• Instructions to follow: Drop every picture and give the entries back exactly.

□ □ □

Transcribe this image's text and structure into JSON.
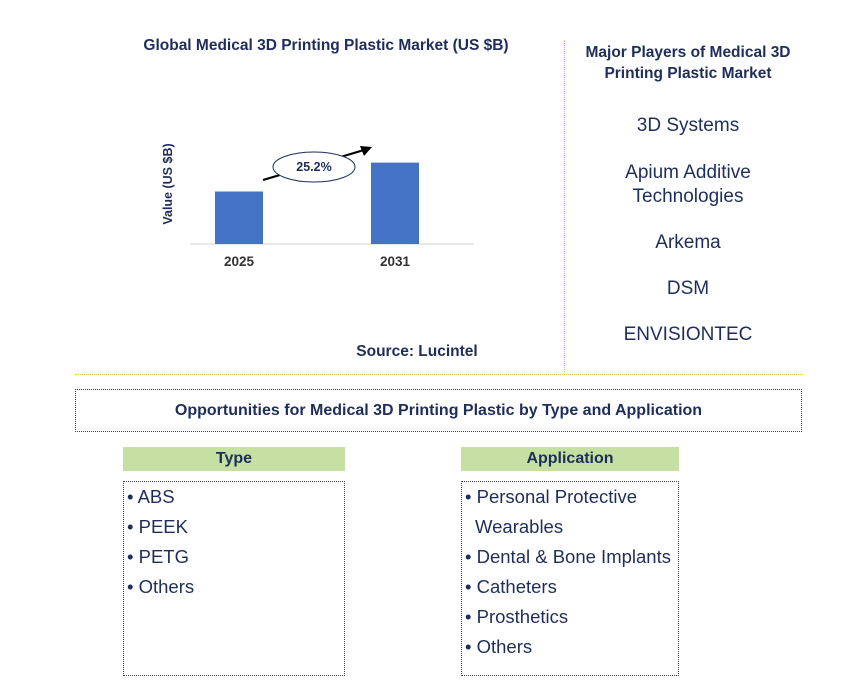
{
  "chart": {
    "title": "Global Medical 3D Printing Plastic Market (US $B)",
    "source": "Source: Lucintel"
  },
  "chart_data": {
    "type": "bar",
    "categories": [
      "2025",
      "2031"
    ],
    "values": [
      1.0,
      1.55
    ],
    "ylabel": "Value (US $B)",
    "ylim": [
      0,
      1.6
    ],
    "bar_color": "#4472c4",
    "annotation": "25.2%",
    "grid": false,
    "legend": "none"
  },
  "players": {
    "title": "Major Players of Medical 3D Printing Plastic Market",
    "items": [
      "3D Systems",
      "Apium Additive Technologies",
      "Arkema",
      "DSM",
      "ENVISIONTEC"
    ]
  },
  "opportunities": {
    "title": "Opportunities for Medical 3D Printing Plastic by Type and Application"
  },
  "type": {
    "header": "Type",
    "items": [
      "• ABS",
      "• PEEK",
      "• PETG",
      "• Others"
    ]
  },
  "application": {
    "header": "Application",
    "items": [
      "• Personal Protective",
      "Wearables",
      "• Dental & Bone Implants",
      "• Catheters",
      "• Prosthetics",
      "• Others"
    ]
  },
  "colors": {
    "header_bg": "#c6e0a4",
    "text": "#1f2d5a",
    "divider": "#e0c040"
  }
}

□ □ □

• Result:
Transcribe this image's text and structure into JSON.
{
  "chart": {
    "title": "Global Medical 3D Printing Plastic Market (US $B)",
    "source": "Source: Lucintel"
  },
  "chart_data": {
    "type": "bar",
    "categories": [
      "2025",
      "2031"
    ],
    "values": [
      1.0,
      1.55
    ],
    "ylabel": "Value (US $B)",
    "ylim": [
      0,
      1.6
    ],
    "bar_color": "#4472c4",
    "annotation": "25.2%",
    "grid": false,
    "legend": "none"
  },
  "players": {
    "title": "Major Players of Medical 3D Printing Plastic Market",
    "items": [
      "3D Systems",
      "Apium Additive Technologies",
      "Arkema",
      "DSM",
      "ENVISIONTEC"
    ]
  },
  "opportunities": {
    "title": "Opportunities for Medical 3D Printing Plastic by Type and Application"
  },
  "type": {
    "header": "Type",
    "items": [
      "• ABS",
      "• PEEK",
      "• PETG",
      "• Others"
    ]
  },
  "application": {
    "header": "Application",
    "items": [
      "• Personal Protective",
      "Wearables",
      "• Dental & Bone Implants",
      "• Catheters",
      "• Prosthetics",
      "• Others"
    ]
  },
  "colors": {
    "header_bg": "#c6e0a4",
    "text": "#1f2d5a",
    "divider": "#e0c040"
  }
}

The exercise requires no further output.